◆ MATERIAL TO PROCESS:
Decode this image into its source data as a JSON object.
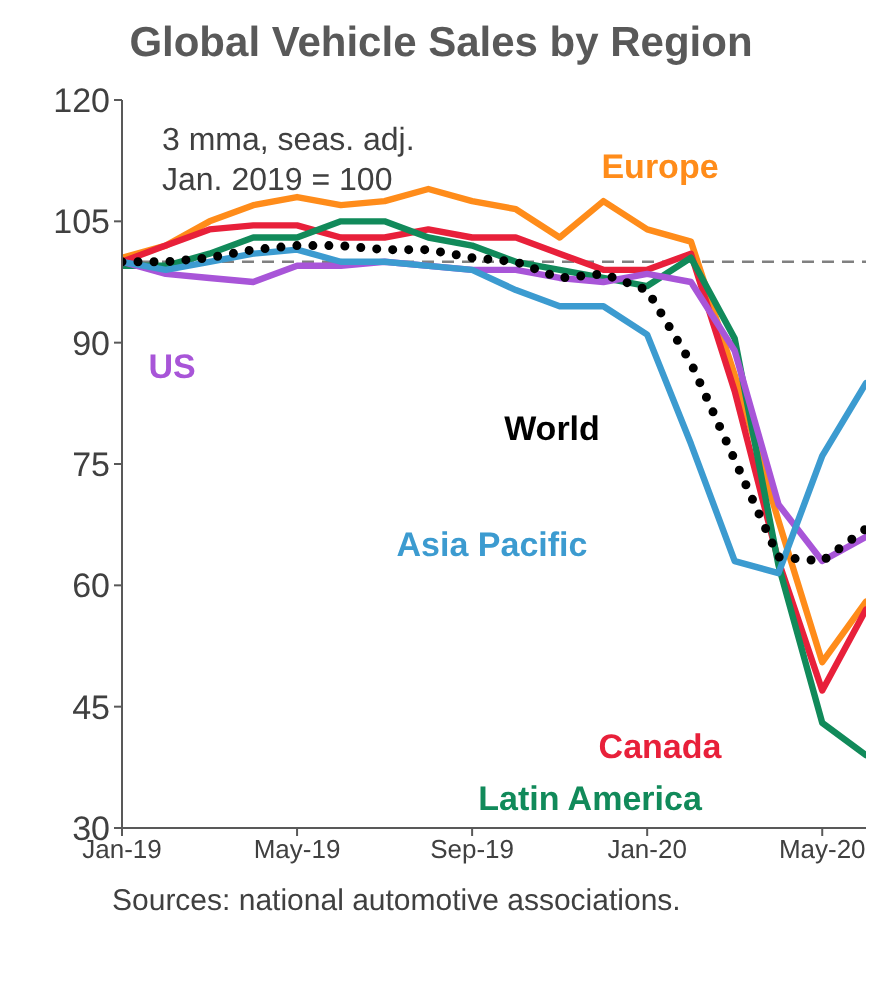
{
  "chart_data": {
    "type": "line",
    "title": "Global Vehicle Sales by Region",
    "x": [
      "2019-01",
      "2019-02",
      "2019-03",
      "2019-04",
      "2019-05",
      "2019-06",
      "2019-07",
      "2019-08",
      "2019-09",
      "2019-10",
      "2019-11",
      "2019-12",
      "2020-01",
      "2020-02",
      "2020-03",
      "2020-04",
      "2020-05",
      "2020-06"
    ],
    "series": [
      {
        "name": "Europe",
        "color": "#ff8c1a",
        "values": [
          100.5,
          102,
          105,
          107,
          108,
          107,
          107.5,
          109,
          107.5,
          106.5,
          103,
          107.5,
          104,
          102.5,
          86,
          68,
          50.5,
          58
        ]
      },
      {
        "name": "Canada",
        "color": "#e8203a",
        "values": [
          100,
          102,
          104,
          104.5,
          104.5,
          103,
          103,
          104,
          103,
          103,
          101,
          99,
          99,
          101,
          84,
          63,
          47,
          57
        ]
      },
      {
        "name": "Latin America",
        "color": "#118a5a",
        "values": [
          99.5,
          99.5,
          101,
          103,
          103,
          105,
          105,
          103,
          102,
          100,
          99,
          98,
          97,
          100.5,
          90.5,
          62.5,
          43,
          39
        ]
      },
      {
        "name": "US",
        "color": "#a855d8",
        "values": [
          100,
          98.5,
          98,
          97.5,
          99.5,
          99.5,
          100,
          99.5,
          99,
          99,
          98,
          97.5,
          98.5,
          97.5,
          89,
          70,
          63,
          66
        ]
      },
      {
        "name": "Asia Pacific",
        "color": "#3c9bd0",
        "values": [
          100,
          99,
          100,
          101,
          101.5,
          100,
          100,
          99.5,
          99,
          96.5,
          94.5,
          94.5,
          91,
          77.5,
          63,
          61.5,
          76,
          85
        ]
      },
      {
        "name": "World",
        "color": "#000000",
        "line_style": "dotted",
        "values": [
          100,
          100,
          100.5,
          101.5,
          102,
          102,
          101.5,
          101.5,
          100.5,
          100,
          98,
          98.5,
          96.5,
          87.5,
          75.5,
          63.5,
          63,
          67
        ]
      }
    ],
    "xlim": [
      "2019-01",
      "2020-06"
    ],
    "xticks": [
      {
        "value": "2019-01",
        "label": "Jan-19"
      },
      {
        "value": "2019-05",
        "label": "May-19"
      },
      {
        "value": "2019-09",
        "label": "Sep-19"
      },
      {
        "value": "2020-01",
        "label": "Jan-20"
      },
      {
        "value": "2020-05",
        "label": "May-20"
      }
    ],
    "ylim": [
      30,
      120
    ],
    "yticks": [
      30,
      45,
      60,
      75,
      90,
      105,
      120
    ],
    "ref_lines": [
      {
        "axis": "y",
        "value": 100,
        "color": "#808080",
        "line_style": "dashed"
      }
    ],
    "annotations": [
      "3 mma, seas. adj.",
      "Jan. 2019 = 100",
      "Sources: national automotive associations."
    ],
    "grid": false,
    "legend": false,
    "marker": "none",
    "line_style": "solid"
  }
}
==
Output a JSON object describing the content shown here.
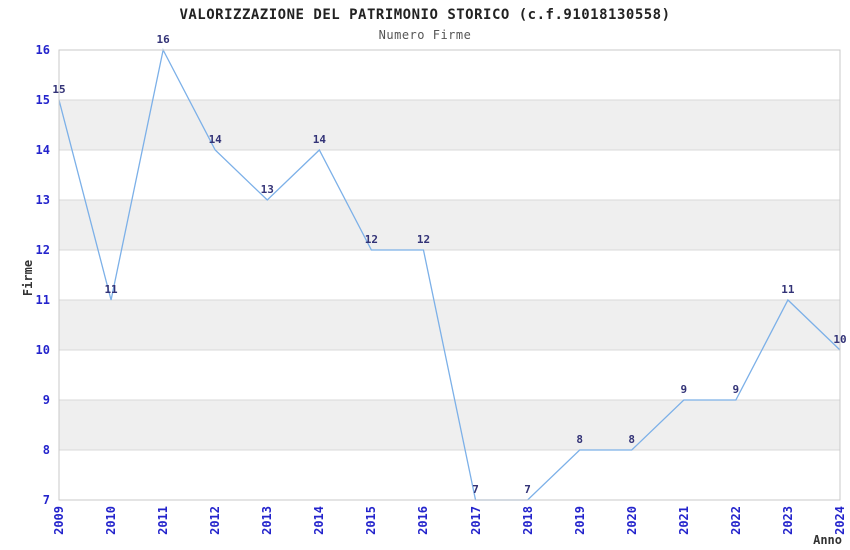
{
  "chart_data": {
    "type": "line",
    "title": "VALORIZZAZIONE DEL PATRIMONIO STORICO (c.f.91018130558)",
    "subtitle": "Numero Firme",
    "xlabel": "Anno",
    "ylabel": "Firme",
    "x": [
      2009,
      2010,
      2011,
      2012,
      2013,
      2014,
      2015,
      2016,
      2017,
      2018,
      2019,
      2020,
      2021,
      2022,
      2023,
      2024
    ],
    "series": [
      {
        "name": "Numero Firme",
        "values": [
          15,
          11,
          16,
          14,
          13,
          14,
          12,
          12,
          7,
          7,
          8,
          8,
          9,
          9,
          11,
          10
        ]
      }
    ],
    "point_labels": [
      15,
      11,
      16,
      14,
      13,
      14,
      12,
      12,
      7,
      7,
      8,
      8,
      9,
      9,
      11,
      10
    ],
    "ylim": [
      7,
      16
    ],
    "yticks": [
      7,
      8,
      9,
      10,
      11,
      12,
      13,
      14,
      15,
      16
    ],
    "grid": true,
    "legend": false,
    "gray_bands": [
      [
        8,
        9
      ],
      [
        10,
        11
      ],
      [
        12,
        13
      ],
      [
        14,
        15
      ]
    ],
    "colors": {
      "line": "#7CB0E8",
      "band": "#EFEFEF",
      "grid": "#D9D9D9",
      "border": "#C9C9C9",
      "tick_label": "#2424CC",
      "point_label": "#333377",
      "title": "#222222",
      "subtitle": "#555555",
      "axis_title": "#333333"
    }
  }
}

◆ GOAL OF THE EXERCISE: Scan the records for the string "Numero". Copy each line in which it appears.

◆ TASK ANSWER:
    "subtitle": "Numero Firme",
        "name": "Numero Firme",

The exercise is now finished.